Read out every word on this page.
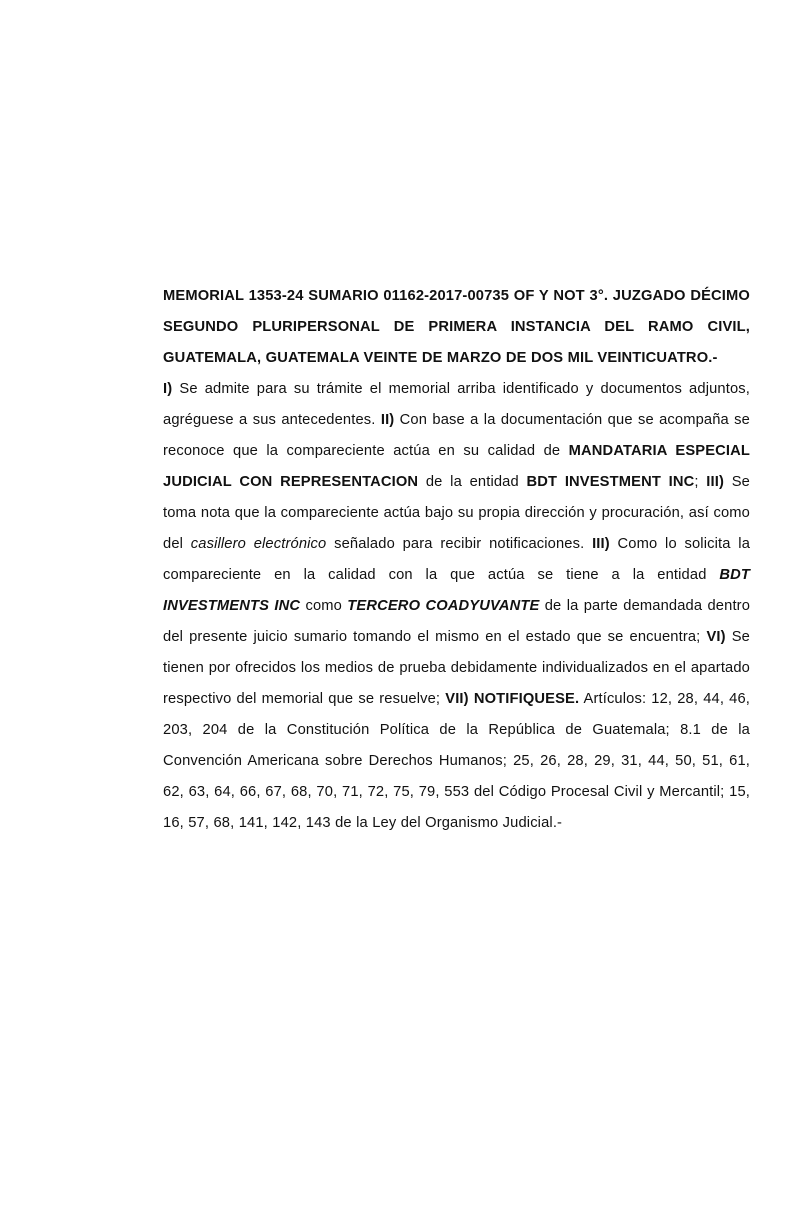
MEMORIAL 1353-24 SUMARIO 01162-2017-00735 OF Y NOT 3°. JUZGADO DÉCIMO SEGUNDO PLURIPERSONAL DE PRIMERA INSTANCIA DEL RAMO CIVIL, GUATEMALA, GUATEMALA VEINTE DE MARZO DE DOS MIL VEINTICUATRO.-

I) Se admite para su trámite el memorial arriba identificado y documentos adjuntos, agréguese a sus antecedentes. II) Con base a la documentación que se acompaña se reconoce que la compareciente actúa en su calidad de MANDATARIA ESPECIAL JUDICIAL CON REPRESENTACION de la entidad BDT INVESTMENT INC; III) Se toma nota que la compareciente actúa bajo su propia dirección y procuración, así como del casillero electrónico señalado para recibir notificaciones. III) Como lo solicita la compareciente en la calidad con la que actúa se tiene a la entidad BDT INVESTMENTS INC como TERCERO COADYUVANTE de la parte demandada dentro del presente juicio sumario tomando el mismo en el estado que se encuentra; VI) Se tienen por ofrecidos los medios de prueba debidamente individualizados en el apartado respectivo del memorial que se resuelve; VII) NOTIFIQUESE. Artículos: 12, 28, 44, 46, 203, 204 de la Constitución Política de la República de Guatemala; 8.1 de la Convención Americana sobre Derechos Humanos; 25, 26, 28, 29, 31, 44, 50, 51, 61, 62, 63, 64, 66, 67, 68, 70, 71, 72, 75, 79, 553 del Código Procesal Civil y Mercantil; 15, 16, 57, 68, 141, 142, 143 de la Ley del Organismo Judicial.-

==

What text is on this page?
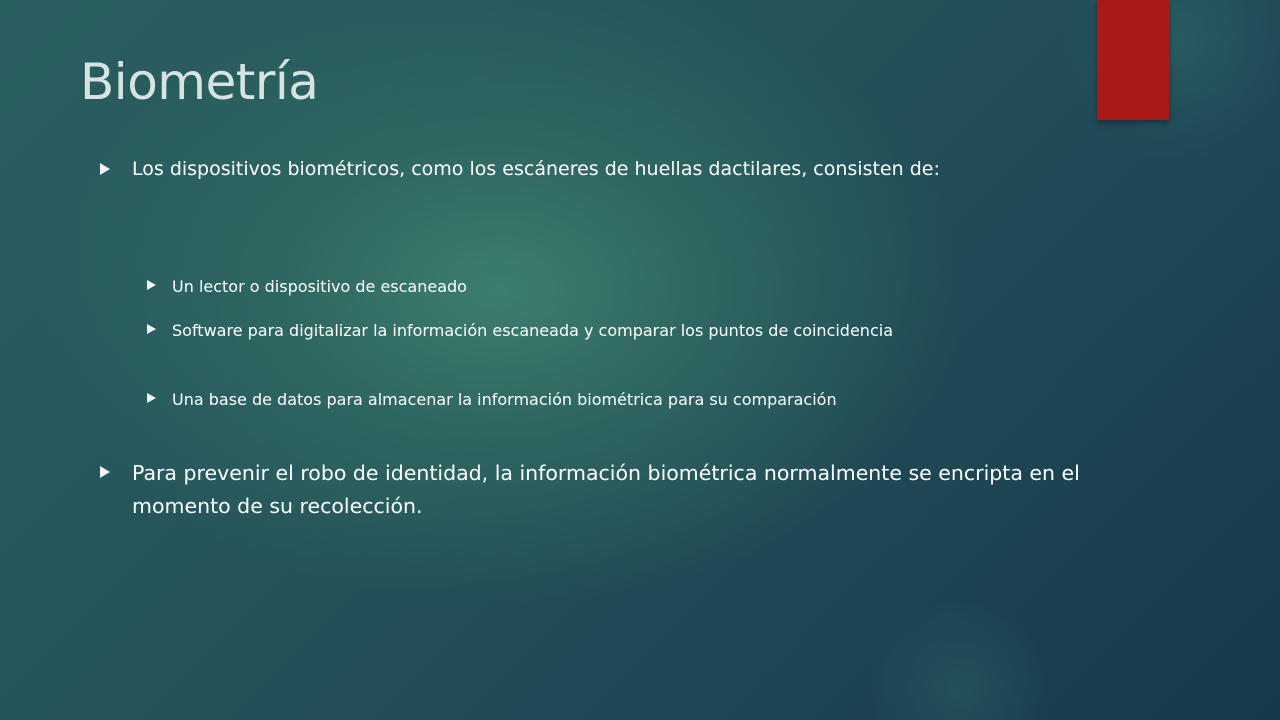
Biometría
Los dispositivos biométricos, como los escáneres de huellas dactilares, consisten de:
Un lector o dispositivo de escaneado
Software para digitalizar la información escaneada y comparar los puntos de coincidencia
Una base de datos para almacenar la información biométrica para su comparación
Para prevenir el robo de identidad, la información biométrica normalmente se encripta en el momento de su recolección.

* * *

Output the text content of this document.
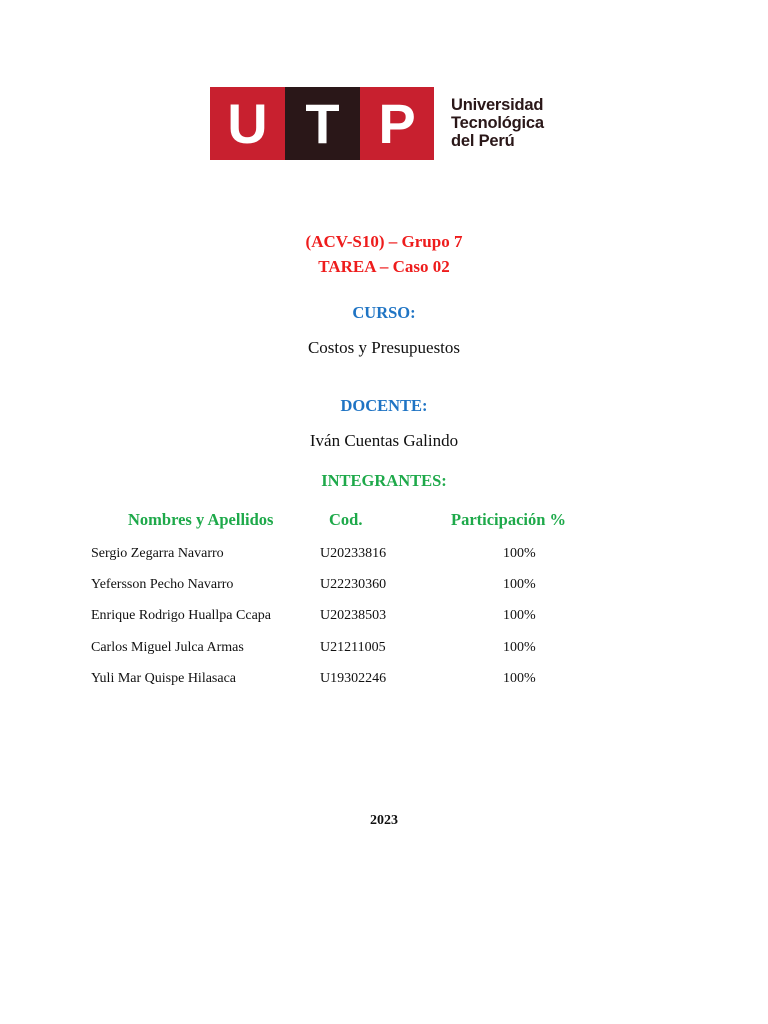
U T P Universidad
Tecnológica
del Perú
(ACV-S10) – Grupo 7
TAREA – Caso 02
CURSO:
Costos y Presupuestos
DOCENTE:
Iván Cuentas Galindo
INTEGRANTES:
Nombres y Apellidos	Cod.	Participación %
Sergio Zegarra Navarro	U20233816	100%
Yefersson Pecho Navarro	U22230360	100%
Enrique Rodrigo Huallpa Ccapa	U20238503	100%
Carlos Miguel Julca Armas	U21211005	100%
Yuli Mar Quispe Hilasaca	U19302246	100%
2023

> Objective
Which lines hold the word "Navarro"? Copy all of them.

> Worked solution
Sergio Zegarra Navarro	U20233816	100%
Yefersson Pecho Navarro	U22230360	100%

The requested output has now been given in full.